[begin TASK MATERIAL]

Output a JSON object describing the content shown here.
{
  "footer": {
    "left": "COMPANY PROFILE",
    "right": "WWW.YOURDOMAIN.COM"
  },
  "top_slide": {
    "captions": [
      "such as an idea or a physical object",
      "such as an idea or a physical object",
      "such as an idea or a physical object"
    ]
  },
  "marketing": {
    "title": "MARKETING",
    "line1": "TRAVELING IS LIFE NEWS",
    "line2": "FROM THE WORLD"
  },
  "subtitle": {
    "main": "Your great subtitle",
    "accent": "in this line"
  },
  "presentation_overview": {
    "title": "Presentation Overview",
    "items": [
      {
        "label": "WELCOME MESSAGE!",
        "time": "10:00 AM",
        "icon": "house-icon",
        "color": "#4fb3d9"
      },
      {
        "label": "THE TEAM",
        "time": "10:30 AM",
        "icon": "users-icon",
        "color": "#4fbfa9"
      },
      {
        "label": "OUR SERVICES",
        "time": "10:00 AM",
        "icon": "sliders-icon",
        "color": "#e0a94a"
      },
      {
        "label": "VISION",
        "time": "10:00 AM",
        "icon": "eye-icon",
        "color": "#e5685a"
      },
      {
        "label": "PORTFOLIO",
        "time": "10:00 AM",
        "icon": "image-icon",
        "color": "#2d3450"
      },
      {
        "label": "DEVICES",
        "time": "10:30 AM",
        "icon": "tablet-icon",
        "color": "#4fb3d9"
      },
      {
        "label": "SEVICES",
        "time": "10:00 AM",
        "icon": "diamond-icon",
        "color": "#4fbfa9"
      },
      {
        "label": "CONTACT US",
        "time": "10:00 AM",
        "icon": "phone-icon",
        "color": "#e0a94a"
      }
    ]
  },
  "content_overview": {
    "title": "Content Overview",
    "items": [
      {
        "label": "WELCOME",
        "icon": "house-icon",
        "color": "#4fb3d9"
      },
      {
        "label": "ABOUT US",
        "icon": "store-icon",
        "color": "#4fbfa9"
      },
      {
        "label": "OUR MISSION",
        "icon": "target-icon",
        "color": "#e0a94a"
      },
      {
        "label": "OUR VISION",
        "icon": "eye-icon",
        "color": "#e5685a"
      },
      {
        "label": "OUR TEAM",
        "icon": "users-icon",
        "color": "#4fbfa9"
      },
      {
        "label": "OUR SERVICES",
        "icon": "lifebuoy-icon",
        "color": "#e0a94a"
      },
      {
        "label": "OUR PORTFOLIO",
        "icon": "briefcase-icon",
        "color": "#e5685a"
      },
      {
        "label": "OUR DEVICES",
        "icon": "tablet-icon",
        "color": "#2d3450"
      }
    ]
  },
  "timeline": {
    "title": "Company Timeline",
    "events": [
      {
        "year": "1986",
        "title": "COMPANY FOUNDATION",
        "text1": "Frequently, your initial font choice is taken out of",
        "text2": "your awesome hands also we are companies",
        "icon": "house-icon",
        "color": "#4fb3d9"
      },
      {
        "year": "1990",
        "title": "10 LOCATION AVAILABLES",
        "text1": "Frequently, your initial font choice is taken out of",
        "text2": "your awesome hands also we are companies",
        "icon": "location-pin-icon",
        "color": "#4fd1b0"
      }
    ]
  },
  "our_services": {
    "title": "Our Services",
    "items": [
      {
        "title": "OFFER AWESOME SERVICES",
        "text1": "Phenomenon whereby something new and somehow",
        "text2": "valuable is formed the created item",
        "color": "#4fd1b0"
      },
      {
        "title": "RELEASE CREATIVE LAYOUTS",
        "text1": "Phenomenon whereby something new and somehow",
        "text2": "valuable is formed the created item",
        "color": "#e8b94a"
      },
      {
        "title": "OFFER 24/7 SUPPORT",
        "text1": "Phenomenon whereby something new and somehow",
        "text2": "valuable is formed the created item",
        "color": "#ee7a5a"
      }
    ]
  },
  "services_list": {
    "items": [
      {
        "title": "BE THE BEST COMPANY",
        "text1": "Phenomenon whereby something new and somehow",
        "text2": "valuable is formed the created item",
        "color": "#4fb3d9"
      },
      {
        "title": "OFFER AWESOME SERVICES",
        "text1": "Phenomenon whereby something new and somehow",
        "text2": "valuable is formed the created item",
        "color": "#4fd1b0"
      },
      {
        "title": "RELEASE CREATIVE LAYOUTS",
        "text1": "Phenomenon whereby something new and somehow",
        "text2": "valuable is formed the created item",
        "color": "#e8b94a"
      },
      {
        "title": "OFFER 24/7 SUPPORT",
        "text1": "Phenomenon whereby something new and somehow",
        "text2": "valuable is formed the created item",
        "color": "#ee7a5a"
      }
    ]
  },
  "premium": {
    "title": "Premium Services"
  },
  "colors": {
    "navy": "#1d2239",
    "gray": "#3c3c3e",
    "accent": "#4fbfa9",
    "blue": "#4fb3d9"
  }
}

[end TASK MATERIAL]

Return every record, word for word.

Output a JSON object describing the content shown here.
{
  "footer": {
    "left": "COMPANY PROFILE",
    "right": "WWW.YOURDOMAIN.COM"
  },
  "top_slide": {
    "captions": [
      "such as an idea or a physical object",
      "such as an idea or a physical object",
      "such as an idea or a physical object"
    ]
  },
  "marketing": {
    "title": "MARKETING",
    "line1": "TRAVELING IS LIFE NEWS",
    "line2": "FROM THE WORLD"
  },
  "subtitle": {
    "main": "Your great subtitle",
    "accent": "in this line"
  },
  "presentation_overview": {
    "title": "Presentation Overview",
    "items": [
      {
        "label": "WELCOME MESSAGE!",
        "time": "10:00 AM",
        "icon": "house-icon",
        "color": "#4fb3d9"
      },
      {
        "label": "THE TEAM",
        "time": "10:30 AM",
        "icon": "users-icon",
        "color": "#4fbfa9"
      },
      {
        "label": "OUR SERVICES",
        "time": "10:00 AM",
        "icon": "sliders-icon",
        "color": "#e0a94a"
      },
      {
        "label": "VISION",
        "time": "10:00 AM",
        "icon": "eye-icon",
        "color": "#e5685a"
      },
      {
        "label": "PORTFOLIO",
        "time": "10:00 AM",
        "icon": "image-icon",
        "color": "#2d3450"
      },
      {
        "label": "DEVICES",
        "time": "10:30 AM",
        "icon": "tablet-icon",
        "color": "#4fb3d9"
      },
      {
        "label": "SEVICES",
        "time": "10:00 AM",
        "icon": "diamond-icon",
        "color": "#4fbfa9"
      },
      {
        "label": "CONTACT US",
        "time": "10:00 AM",
        "icon": "phone-icon",
        "color": "#e0a94a"
      }
    ]
  },
  "content_overview": {
    "title": "Content Overview",
    "items": [
      {
        "label": "WELCOME",
        "icon": "house-icon",
        "color": "#4fb3d9"
      },
      {
        "label": "ABOUT US",
        "icon": "store-icon",
        "color": "#4fbfa9"
      },
      {
        "label": "OUR MISSION",
        "icon": "target-icon",
        "color": "#e0a94a"
      },
      {
        "label": "OUR VISION",
        "icon": "eye-icon",
        "color": "#e5685a"
      },
      {
        "label": "OUR TEAM",
        "icon": "users-icon",
        "color": "#4fbfa9"
      },
      {
        "label": "OUR SERVICES",
        "icon": "lifebuoy-icon",
        "color": "#e0a94a"
      },
      {
        "label": "OUR PORTFOLIO",
        "icon": "briefcase-icon",
        "color": "#e5685a"
      },
      {
        "label": "OUR DEVICES",
        "icon": "tablet-icon",
        "color": "#2d3450"
      }
    ]
  },
  "timeline": {
    "title": "Company Timeline",
    "events": [
      {
        "year": "1986",
        "title": "COMPANY FOUNDATION",
        "text1": "Frequently, your initial font choice is taken out of",
        "text2": "your awesome hands also we are companies",
        "icon": "house-icon",
        "color": "#4fb3d9"
      },
      {
        "year": "1990",
        "title": "10 LOCATION AVAILABLES",
        "text1": "Frequently, your initial font choice is taken out of",
        "text2": "your awesome hands also we are companies",
        "icon": "location-pin-icon",
        "color": "#4fd1b0"
      }
    ]
  },
  "our_services": {
    "title": "Our Services",
    "items": [
      {
        "title": "OFFER AWESOME SERVICES",
        "text1": "Phenomenon whereby something new and somehow",
        "text2": "valuable is formed the created item",
        "color": "#4fd1b0"
      },
      {
        "title": "RELEASE CREATIVE LAYOUTS",
        "text1": "Phenomenon whereby something new and somehow",
        "text2": "valuable is formed the created item",
        "color": "#e8b94a"
      },
      {
        "title": "OFFER 24/7 SUPPORT",
        "text1": "Phenomenon whereby something new and somehow",
        "text2": "valuable is formed the created item",
        "color": "#ee7a5a"
      }
    ]
  },
  "services_list": {
    "items": [
      {
        "title": "BE THE BEST COMPANY",
        "text1": "Phenomenon whereby something new and somehow",
        "text2": "valuable is formed the created item",
        "color": "#4fb3d9"
      },
      {
        "title": "OFFER AWESOME SERVICES",
        "text1": "Phenomenon whereby something new and somehow",
        "text2": "valuable is formed the created item",
        "color": "#4fd1b0"
      },
      {
        "title": "RELEASE CREATIVE LAYOUTS",
        "text1": "Phenomenon whereby something new and somehow",
        "text2": "valuable is formed the created item",
        "color": "#e8b94a"
      },
      {
        "title": "OFFER 24/7 SUPPORT",
        "text1": "Phenomenon whereby something new and somehow",
        "text2": "valuable is formed the created item",
        "color": "#ee7a5a"
      }
    ]
  },
  "premium": {
    "title": "Premium Services"
  },
  "colors": {
    "navy": "#1d2239",
    "gray": "#3c3c3e",
    "accent": "#4fbfa9",
    "blue": "#4fb3d9"
  }
}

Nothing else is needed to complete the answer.